• What needs to be done:
From the entries that follow, list every line in which the string "PRECISION" appears.

'''

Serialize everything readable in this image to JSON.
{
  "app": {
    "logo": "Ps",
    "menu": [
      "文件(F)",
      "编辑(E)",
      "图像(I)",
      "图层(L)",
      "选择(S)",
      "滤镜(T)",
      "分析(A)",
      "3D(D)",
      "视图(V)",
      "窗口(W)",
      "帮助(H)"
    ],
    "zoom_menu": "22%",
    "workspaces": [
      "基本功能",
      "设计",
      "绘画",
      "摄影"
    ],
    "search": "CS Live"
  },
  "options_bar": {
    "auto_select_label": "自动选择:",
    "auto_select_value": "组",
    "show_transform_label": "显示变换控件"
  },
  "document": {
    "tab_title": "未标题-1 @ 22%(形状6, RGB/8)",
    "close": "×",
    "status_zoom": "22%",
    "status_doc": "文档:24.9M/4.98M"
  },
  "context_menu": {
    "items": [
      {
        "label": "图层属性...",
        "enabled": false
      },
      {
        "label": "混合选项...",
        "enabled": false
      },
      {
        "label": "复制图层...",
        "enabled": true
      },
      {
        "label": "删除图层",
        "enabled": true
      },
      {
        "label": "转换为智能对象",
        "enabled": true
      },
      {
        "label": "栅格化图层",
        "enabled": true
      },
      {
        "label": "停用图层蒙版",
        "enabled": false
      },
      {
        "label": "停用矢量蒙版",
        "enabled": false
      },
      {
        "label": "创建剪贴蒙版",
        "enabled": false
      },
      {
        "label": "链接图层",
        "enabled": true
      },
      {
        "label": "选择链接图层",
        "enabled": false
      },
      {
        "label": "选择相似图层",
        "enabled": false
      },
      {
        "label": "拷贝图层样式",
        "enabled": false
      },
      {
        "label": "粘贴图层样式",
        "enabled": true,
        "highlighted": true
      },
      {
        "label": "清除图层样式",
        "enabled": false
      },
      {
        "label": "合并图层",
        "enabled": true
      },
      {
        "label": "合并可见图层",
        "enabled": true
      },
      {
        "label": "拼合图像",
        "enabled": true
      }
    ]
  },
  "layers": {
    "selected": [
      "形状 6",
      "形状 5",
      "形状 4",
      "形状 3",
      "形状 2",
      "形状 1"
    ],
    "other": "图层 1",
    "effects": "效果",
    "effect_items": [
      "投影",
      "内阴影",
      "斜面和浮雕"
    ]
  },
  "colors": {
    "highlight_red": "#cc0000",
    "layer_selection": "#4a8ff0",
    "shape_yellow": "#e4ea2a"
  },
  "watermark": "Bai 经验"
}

'''
'''

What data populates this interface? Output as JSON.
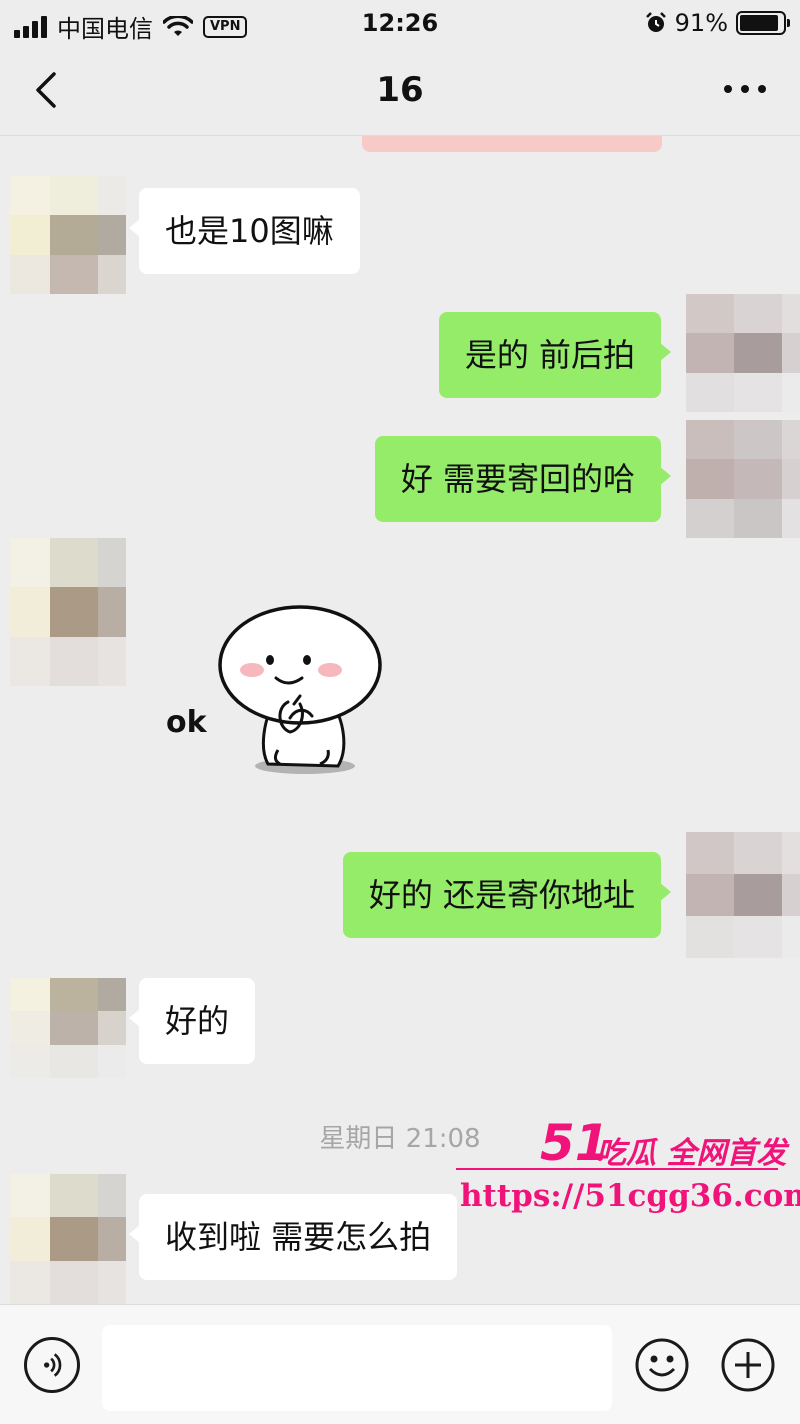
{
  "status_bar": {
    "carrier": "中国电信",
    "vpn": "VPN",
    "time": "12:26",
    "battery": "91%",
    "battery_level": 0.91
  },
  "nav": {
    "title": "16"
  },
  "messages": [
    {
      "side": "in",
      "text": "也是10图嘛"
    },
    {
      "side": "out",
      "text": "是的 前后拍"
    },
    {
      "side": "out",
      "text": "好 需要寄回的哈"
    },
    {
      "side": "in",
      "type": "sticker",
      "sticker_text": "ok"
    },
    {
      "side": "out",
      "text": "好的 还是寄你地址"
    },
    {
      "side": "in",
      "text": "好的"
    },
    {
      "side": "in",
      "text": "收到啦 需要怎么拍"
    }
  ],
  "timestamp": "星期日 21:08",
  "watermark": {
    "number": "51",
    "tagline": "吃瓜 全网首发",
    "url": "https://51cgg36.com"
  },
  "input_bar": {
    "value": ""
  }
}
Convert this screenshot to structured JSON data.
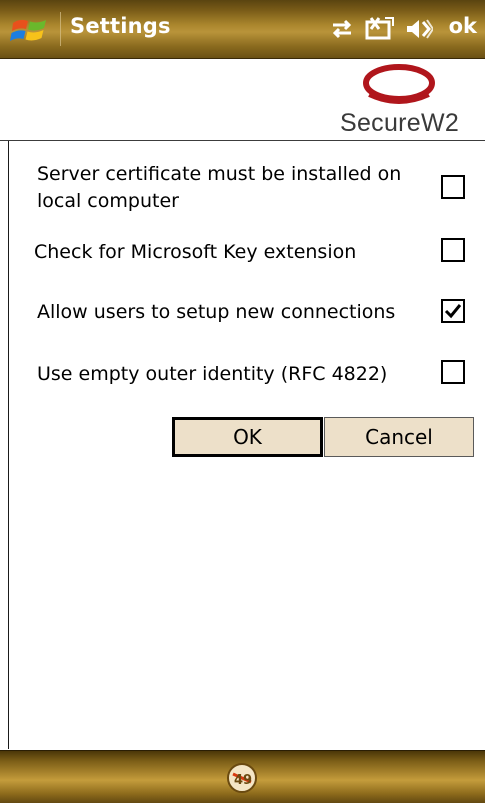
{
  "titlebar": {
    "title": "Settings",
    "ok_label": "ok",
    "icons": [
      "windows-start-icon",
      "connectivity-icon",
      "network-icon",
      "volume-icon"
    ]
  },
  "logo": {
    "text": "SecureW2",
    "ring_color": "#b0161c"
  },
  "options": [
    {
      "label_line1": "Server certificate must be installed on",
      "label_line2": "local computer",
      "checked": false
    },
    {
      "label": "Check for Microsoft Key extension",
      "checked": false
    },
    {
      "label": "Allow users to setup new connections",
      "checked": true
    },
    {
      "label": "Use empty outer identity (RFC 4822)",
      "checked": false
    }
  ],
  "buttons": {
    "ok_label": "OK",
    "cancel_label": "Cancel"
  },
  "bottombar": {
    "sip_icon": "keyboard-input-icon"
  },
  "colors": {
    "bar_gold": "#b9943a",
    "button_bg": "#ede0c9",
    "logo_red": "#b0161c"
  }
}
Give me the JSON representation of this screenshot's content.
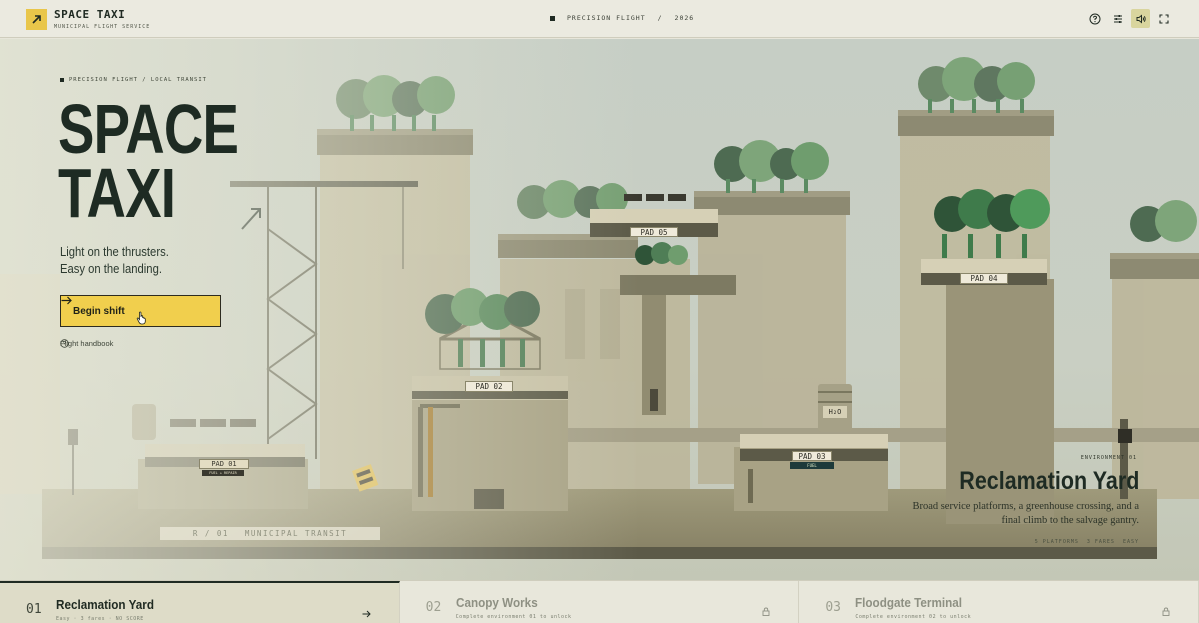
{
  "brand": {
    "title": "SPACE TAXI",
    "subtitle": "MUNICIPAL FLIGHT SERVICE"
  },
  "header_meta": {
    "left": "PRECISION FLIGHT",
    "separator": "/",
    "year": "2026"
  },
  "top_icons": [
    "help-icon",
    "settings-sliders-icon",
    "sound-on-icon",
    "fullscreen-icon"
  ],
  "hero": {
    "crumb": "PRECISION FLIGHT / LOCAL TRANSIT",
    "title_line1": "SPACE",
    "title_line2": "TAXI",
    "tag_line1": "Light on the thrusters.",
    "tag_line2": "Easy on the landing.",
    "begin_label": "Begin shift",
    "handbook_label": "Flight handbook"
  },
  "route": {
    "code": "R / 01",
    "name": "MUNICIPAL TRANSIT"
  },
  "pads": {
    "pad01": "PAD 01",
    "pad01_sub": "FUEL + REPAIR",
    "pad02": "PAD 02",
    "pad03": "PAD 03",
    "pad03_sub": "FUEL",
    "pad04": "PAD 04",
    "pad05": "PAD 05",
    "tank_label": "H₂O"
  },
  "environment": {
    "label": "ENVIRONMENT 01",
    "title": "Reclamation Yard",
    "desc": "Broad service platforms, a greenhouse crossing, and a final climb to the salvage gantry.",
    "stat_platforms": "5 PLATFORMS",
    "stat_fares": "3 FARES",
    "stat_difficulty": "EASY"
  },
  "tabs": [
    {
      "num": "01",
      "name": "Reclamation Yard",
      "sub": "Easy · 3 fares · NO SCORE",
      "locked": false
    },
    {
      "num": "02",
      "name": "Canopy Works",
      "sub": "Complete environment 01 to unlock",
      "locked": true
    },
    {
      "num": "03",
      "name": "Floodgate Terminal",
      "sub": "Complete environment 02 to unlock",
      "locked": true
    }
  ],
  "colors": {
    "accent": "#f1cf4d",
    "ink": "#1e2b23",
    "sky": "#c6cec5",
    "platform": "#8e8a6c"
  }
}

'''

• Completed task:
    "left": "PRECISION FLIGHT",
    "crumb": "PRECISION FLIGHT / LOCAL TRANSIT",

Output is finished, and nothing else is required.